DATA FOR PROCESSING
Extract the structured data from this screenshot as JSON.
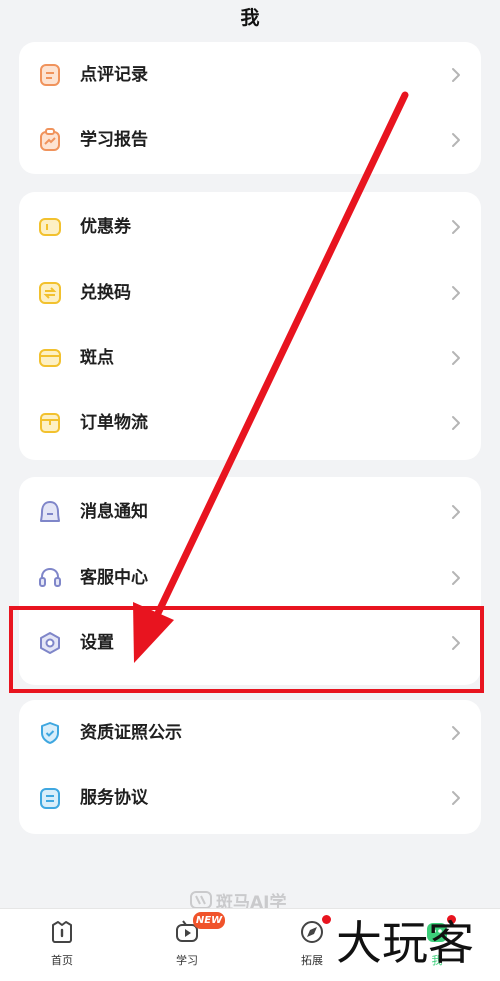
{
  "header": {
    "title": "我"
  },
  "group1": {
    "items": [
      {
        "label": "点评记录",
        "icon": "review-record-icon",
        "color": "#f0935c"
      },
      {
        "label": "学习报告",
        "icon": "study-report-icon",
        "color": "#f0935c"
      }
    ]
  },
  "group2": {
    "items": [
      {
        "label": "优惠券",
        "icon": "coupon-icon",
        "color": "#f2c12e"
      },
      {
        "label": "兑换码",
        "icon": "redeem-code-icon",
        "color": "#f2c12e"
      },
      {
        "label": "斑点",
        "icon": "spot-points-icon",
        "color": "#f2c12e"
      },
      {
        "label": "订单物流",
        "icon": "order-logistics-icon",
        "color": "#f2c12e"
      }
    ]
  },
  "group3": {
    "items": [
      {
        "label": "消息通知",
        "icon": "message-notification-icon",
        "color": "#7f86c9"
      },
      {
        "label": "客服中心",
        "icon": "customer-service-icon",
        "color": "#7f86c9"
      },
      {
        "label": "设置",
        "icon": "settings-icon",
        "color": "#7f86c9"
      }
    ]
  },
  "group4": {
    "items": [
      {
        "label": "资质证照公示",
        "icon": "qualification-icon",
        "color": "#3fa7e0"
      },
      {
        "label": "服务协议",
        "icon": "service-agreement-icon",
        "color": "#3fa7e0"
      }
    ]
  },
  "watermark": {
    "brand": "斑马AI学",
    "corner": "大玩客"
  },
  "tabbar": {
    "tabs": [
      {
        "label": "首页",
        "icon": "home-icon"
      },
      {
        "label": "学习",
        "icon": "study-tv-icon",
        "badge": "NEW"
      },
      {
        "label": "拓展",
        "icon": "explore-compass-icon"
      },
      {
        "label": "我",
        "icon": "profile-icon"
      }
    ]
  },
  "annotation": {
    "highlight_color": "#e8141f",
    "target": "设置"
  }
}
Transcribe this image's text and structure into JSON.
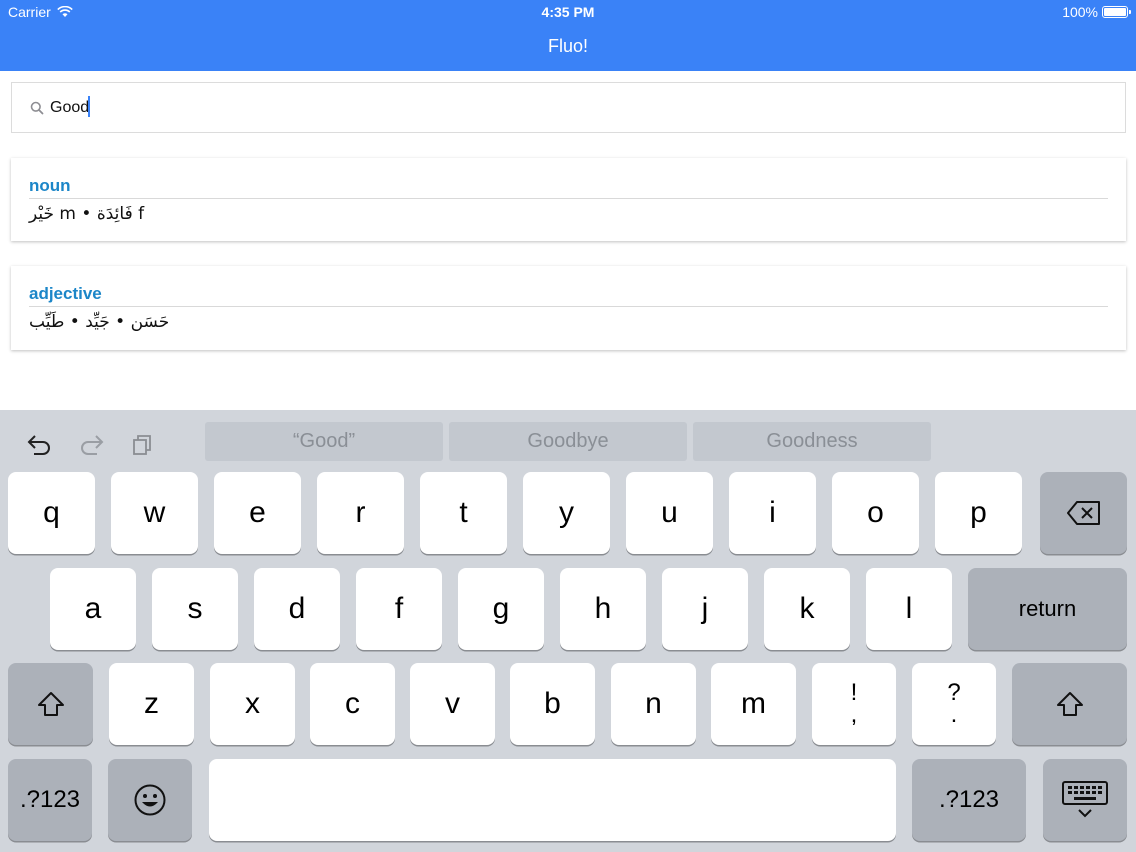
{
  "status": {
    "carrier": "Carrier",
    "time": "4:35 PM",
    "battery": "100%"
  },
  "nav": {
    "title": "Fluo!"
  },
  "search": {
    "value": "Good",
    "icon": "search-icon"
  },
  "results": [
    {
      "pos": "noun",
      "words": "خَيْر m • فَائِدَة f"
    },
    {
      "pos": "adjective",
      "words": "حَسَن • جَيِّد • طَيِّب"
    }
  ],
  "keyboard": {
    "suggestions": [
      "“Good”",
      "Goodbye",
      "Goodness"
    ],
    "row1": [
      "q",
      "w",
      "e",
      "r",
      "t",
      "y",
      "u",
      "i",
      "o",
      "p"
    ],
    "row2": [
      "a",
      "s",
      "d",
      "f",
      "g",
      "h",
      "j",
      "k",
      "l"
    ],
    "row3": [
      "z",
      "x",
      "c",
      "v",
      "b",
      "n",
      "m"
    ],
    "punct1": {
      "top": "!",
      "bottom": ","
    },
    "punct2": {
      "top": "?",
      "bottom": "."
    },
    "return_label": "return",
    "numbers_label": ".?123"
  },
  "colors": {
    "accent": "#3a82f7",
    "pos": "#1c86c8",
    "keyboard_bg": "#d1d5db"
  }
}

THE PROBLEM
Each line of the data is to be duplicated exactly; pictures stay out of the copy.

EXERCISE OUTPUT
Extract the structured data from this screenshot as JSON.
{
  "header": {
    "title": "我"
  },
  "group1": {
    "items": [
      {
        "label": "点评记录",
        "icon": "review-record-icon",
        "color": "#f0935c"
      },
      {
        "label": "学习报告",
        "icon": "study-report-icon",
        "color": "#f0935c"
      }
    ]
  },
  "group2": {
    "items": [
      {
        "label": "优惠券",
        "icon": "coupon-icon",
        "color": "#f2c12e"
      },
      {
        "label": "兑换码",
        "icon": "redeem-code-icon",
        "color": "#f2c12e"
      },
      {
        "label": "斑点",
        "icon": "spot-points-icon",
        "color": "#f2c12e"
      },
      {
        "label": "订单物流",
        "icon": "order-logistics-icon",
        "color": "#f2c12e"
      }
    ]
  },
  "group3": {
    "items": [
      {
        "label": "消息通知",
        "icon": "message-notification-icon",
        "color": "#7f86c9"
      },
      {
        "label": "客服中心",
        "icon": "customer-service-icon",
        "color": "#7f86c9"
      },
      {
        "label": "设置",
        "icon": "settings-icon",
        "color": "#7f86c9"
      }
    ]
  },
  "group4": {
    "items": [
      {
        "label": "资质证照公示",
        "icon": "qualification-icon",
        "color": "#3fa7e0"
      },
      {
        "label": "服务协议",
        "icon": "service-agreement-icon",
        "color": "#3fa7e0"
      }
    ]
  },
  "watermark": {
    "brand": "斑马AI学",
    "corner": "大玩客"
  },
  "tabbar": {
    "tabs": [
      {
        "label": "首页",
        "icon": "home-icon"
      },
      {
        "label": "学习",
        "icon": "study-tv-icon",
        "badge": "NEW"
      },
      {
        "label": "拓展",
        "icon": "explore-compass-icon"
      },
      {
        "label": "我",
        "icon": "profile-icon"
      }
    ]
  },
  "annotation": {
    "highlight_color": "#e8141f",
    "target": "设置"
  }
}
Transcribe this image's text and structure into JSON.
{
  "status": {
    "carrier": "Carrier",
    "time": "4:35 PM",
    "battery": "100%"
  },
  "nav": {
    "title": "Fluo!"
  },
  "search": {
    "value": "Good",
    "icon": "search-icon"
  },
  "results": [
    {
      "pos": "noun",
      "words": "خَيْر m • فَائِدَة f"
    },
    {
      "pos": "adjective",
      "words": "حَسَن • جَيِّد • طَيِّب"
    }
  ],
  "keyboard": {
    "suggestions": [
      "“Good”",
      "Goodbye",
      "Goodness"
    ],
    "row1": [
      "q",
      "w",
      "e",
      "r",
      "t",
      "y",
      "u",
      "i",
      "o",
      "p"
    ],
    "row2": [
      "a",
      "s",
      "d",
      "f",
      "g",
      "h",
      "j",
      "k",
      "l"
    ],
    "row3": [
      "z",
      "x",
      "c",
      "v",
      "b",
      "n",
      "m"
    ],
    "punct1": {
      "top": "!",
      "bottom": ","
    },
    "punct2": {
      "top": "?",
      "bottom": "."
    },
    "return_label": "return",
    "numbers_label": ".?123"
  },
  "colors": {
    "accent": "#3a82f7",
    "pos": "#1c86c8",
    "keyboard_bg": "#d1d5db"
  }
}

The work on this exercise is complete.